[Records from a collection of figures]
--------------------
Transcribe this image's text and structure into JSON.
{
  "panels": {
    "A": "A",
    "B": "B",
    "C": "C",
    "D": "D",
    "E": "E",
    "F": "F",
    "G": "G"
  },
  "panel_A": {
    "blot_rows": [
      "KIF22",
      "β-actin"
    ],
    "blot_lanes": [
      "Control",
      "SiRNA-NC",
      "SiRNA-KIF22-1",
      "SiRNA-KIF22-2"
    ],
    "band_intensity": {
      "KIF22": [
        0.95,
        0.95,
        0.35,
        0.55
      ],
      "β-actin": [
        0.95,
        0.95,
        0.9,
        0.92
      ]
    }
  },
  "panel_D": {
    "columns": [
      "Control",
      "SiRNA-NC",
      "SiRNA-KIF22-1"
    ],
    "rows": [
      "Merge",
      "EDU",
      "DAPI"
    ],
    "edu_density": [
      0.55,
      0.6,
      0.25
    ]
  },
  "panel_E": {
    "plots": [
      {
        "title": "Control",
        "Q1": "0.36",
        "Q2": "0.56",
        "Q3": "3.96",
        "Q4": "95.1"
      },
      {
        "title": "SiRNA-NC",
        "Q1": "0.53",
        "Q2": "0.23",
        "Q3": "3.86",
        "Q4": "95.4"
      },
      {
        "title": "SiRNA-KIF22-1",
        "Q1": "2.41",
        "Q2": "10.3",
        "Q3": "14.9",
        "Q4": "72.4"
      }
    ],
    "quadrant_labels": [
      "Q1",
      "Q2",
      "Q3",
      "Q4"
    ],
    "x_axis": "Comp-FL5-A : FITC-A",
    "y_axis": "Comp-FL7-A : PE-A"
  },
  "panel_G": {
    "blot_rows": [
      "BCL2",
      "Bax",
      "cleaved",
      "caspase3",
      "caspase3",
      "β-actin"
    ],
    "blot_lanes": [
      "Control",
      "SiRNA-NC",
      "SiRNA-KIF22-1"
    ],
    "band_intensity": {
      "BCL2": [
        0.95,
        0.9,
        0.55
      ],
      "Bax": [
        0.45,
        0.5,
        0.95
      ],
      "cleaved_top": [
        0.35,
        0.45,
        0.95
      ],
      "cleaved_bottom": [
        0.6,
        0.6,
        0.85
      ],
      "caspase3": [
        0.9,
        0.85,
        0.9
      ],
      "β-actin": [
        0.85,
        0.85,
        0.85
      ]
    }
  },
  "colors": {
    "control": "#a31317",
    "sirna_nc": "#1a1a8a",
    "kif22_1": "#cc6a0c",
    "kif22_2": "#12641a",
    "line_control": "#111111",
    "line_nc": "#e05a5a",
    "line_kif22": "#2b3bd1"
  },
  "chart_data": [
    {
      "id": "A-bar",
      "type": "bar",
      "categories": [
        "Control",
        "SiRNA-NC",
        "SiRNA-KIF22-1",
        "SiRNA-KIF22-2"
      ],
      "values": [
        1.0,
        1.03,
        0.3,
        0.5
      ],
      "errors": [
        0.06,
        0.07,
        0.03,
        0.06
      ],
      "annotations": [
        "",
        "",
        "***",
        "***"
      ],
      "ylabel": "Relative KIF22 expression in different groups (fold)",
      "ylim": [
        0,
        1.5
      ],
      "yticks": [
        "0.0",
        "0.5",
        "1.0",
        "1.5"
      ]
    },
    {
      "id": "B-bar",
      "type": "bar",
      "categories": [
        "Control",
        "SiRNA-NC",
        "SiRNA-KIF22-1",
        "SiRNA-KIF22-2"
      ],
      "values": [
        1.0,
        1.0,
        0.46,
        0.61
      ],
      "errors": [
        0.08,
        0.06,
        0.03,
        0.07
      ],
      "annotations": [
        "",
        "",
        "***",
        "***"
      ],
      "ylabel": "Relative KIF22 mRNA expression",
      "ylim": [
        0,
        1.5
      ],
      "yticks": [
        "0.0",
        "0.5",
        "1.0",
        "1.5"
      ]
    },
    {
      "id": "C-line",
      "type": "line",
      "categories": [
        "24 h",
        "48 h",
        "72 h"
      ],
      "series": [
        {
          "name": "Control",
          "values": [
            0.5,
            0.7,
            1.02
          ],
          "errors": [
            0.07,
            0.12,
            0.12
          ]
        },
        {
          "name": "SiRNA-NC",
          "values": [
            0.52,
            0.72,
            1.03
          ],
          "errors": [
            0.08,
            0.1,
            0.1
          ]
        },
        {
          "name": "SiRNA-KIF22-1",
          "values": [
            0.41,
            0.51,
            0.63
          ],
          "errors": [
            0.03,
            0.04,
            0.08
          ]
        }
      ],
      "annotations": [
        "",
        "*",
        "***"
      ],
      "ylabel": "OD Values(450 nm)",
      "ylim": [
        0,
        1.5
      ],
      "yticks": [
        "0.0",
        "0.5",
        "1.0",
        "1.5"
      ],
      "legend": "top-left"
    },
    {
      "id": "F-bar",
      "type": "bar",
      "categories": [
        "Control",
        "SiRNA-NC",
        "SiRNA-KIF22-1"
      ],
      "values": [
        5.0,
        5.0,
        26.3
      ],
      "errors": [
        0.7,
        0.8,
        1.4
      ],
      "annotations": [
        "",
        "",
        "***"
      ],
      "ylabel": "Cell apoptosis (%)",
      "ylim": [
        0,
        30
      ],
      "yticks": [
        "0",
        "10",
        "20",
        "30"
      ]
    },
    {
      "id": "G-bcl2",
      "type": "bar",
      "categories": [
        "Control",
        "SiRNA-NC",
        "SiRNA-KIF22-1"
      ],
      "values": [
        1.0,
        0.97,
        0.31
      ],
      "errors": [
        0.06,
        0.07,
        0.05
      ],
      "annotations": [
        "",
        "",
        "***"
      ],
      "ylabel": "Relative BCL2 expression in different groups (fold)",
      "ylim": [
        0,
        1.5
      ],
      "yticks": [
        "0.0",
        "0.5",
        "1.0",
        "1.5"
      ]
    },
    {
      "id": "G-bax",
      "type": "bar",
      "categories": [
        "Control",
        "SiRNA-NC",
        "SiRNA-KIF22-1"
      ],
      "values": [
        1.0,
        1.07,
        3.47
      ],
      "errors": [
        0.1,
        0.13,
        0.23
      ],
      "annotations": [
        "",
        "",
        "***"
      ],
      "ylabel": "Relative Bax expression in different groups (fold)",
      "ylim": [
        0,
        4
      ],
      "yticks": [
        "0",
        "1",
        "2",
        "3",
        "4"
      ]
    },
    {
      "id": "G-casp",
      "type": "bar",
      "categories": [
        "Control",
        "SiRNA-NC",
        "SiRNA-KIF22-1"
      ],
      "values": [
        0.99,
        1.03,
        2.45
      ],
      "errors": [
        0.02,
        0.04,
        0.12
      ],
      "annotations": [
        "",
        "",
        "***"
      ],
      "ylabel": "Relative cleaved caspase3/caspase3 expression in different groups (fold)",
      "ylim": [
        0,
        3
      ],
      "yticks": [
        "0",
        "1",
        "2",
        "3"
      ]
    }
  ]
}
--------------------
## Directions for this task
With nothing added or dropped, write out every entry.

## Solution to the exercise
Transcribe this image's text and structure into JSON.
{
  "panels": {
    "A": "A",
    "B": "B",
    "C": "C",
    "D": "D",
    "E": "E",
    "F": "F",
    "G": "G"
  },
  "panel_A": {
    "blot_rows": [
      "KIF22",
      "β-actin"
    ],
    "blot_lanes": [
      "Control",
      "SiRNA-NC",
      "SiRNA-KIF22-1",
      "SiRNA-KIF22-2"
    ],
    "band_intensity": {
      "KIF22": [
        0.95,
        0.95,
        0.35,
        0.55
      ],
      "β-actin": [
        0.95,
        0.95,
        0.9,
        0.92
      ]
    }
  },
  "panel_D": {
    "columns": [
      "Control",
      "SiRNA-NC",
      "SiRNA-KIF22-1"
    ],
    "rows": [
      "Merge",
      "EDU",
      "DAPI"
    ],
    "edu_density": [
      0.55,
      0.6,
      0.25
    ]
  },
  "panel_E": {
    "plots": [
      {
        "title": "Control",
        "Q1": "0.36",
        "Q2": "0.56",
        "Q3": "3.96",
        "Q4": "95.1"
      },
      {
        "title": "SiRNA-NC",
        "Q1": "0.53",
        "Q2": "0.23",
        "Q3": "3.86",
        "Q4": "95.4"
      },
      {
        "title": "SiRNA-KIF22-1",
        "Q1": "2.41",
        "Q2": "10.3",
        "Q3": "14.9",
        "Q4": "72.4"
      }
    ],
    "quadrant_labels": [
      "Q1",
      "Q2",
      "Q3",
      "Q4"
    ],
    "x_axis": "Comp-FL5-A : FITC-A",
    "y_axis": "Comp-FL7-A : PE-A"
  },
  "panel_G": {
    "blot_rows": [
      "BCL2",
      "Bax",
      "cleaved",
      "caspase3",
      "caspase3",
      "β-actin"
    ],
    "blot_lanes": [
      "Control",
      "SiRNA-NC",
      "SiRNA-KIF22-1"
    ],
    "band_intensity": {
      "BCL2": [
        0.95,
        0.9,
        0.55
      ],
      "Bax": [
        0.45,
        0.5,
        0.95
      ],
      "cleaved_top": [
        0.35,
        0.45,
        0.95
      ],
      "cleaved_bottom": [
        0.6,
        0.6,
        0.85
      ],
      "caspase3": [
        0.9,
        0.85,
        0.9
      ],
      "β-actin": [
        0.85,
        0.85,
        0.85
      ]
    }
  },
  "colors": {
    "control": "#a31317",
    "sirna_nc": "#1a1a8a",
    "kif22_1": "#cc6a0c",
    "kif22_2": "#12641a",
    "line_control": "#111111",
    "line_nc": "#e05a5a",
    "line_kif22": "#2b3bd1"
  },
  "chart_data": [
    {
      "id": "A-bar",
      "type": "bar",
      "categories": [
        "Control",
        "SiRNA-NC",
        "SiRNA-KIF22-1",
        "SiRNA-KIF22-2"
      ],
      "values": [
        1.0,
        1.03,
        0.3,
        0.5
      ],
      "errors": [
        0.06,
        0.07,
        0.03,
        0.06
      ],
      "annotations": [
        "",
        "",
        "***",
        "***"
      ],
      "ylabel": "Relative KIF22 expression in different groups (fold)",
      "ylim": [
        0,
        1.5
      ],
      "yticks": [
        "0.0",
        "0.5",
        "1.0",
        "1.5"
      ]
    },
    {
      "id": "B-bar",
      "type": "bar",
      "categories": [
        "Control",
        "SiRNA-NC",
        "SiRNA-KIF22-1",
        "SiRNA-KIF22-2"
      ],
      "values": [
        1.0,
        1.0,
        0.46,
        0.61
      ],
      "errors": [
        0.08,
        0.06,
        0.03,
        0.07
      ],
      "annotations": [
        "",
        "",
        "***",
        "***"
      ],
      "ylabel": "Relative KIF22 mRNA expression",
      "ylim": [
        0,
        1.5
      ],
      "yticks": [
        "0.0",
        "0.5",
        "1.0",
        "1.5"
      ]
    },
    {
      "id": "C-line",
      "type": "line",
      "categories": [
        "24 h",
        "48 h",
        "72 h"
      ],
      "series": [
        {
          "name": "Control",
          "values": [
            0.5,
            0.7,
            1.02
          ],
          "errors": [
            0.07,
            0.12,
            0.12
          ]
        },
        {
          "name": "SiRNA-NC",
          "values": [
            0.52,
            0.72,
            1.03
          ],
          "errors": [
            0.08,
            0.1,
            0.1
          ]
        },
        {
          "name": "SiRNA-KIF22-1",
          "values": [
            0.41,
            0.51,
            0.63
          ],
          "errors": [
            0.03,
            0.04,
            0.08
          ]
        }
      ],
      "annotations": [
        "",
        "*",
        "***"
      ],
      "ylabel": "OD Values(450 nm)",
      "ylim": [
        0,
        1.5
      ],
      "yticks": [
        "0.0",
        "0.5",
        "1.0",
        "1.5"
      ],
      "legend": "top-left"
    },
    {
      "id": "F-bar",
      "type": "bar",
      "categories": [
        "Control",
        "SiRNA-NC",
        "SiRNA-KIF22-1"
      ],
      "values": [
        5.0,
        5.0,
        26.3
      ],
      "errors": [
        0.7,
        0.8,
        1.4
      ],
      "annotations": [
        "",
        "",
        "***"
      ],
      "ylabel": "Cell apoptosis (%)",
      "ylim": [
        0,
        30
      ],
      "yticks": [
        "0",
        "10",
        "20",
        "30"
      ]
    },
    {
      "id": "G-bcl2",
      "type": "bar",
      "categories": [
        "Control",
        "SiRNA-NC",
        "SiRNA-KIF22-1"
      ],
      "values": [
        1.0,
        0.97,
        0.31
      ],
      "errors": [
        0.06,
        0.07,
        0.05
      ],
      "annotations": [
        "",
        "",
        "***"
      ],
      "ylabel": "Relative BCL2 expression in different groups (fold)",
      "ylim": [
        0,
        1.5
      ],
      "yticks": [
        "0.0",
        "0.5",
        "1.0",
        "1.5"
      ]
    },
    {
      "id": "G-bax",
      "type": "bar",
      "categories": [
        "Control",
        "SiRNA-NC",
        "SiRNA-KIF22-1"
      ],
      "values": [
        1.0,
        1.07,
        3.47
      ],
      "errors": [
        0.1,
        0.13,
        0.23
      ],
      "annotations": [
        "",
        "",
        "***"
      ],
      "ylabel": "Relative Bax expression in different groups (fold)",
      "ylim": [
        0,
        4
      ],
      "yticks": [
        "0",
        "1",
        "2",
        "3",
        "4"
      ]
    },
    {
      "id": "G-casp",
      "type": "bar",
      "categories": [
        "Control",
        "SiRNA-NC",
        "SiRNA-KIF22-1"
      ],
      "values": [
        0.99,
        1.03,
        2.45
      ],
      "errors": [
        0.02,
        0.04,
        0.12
      ],
      "annotations": [
        "",
        "",
        "***"
      ],
      "ylabel": "Relative cleaved caspase3/caspase3 expression in different groups (fold)",
      "ylim": [
        0,
        3
      ],
      "yticks": [
        "0",
        "1",
        "2",
        "3"
      ]
    }
  ]
}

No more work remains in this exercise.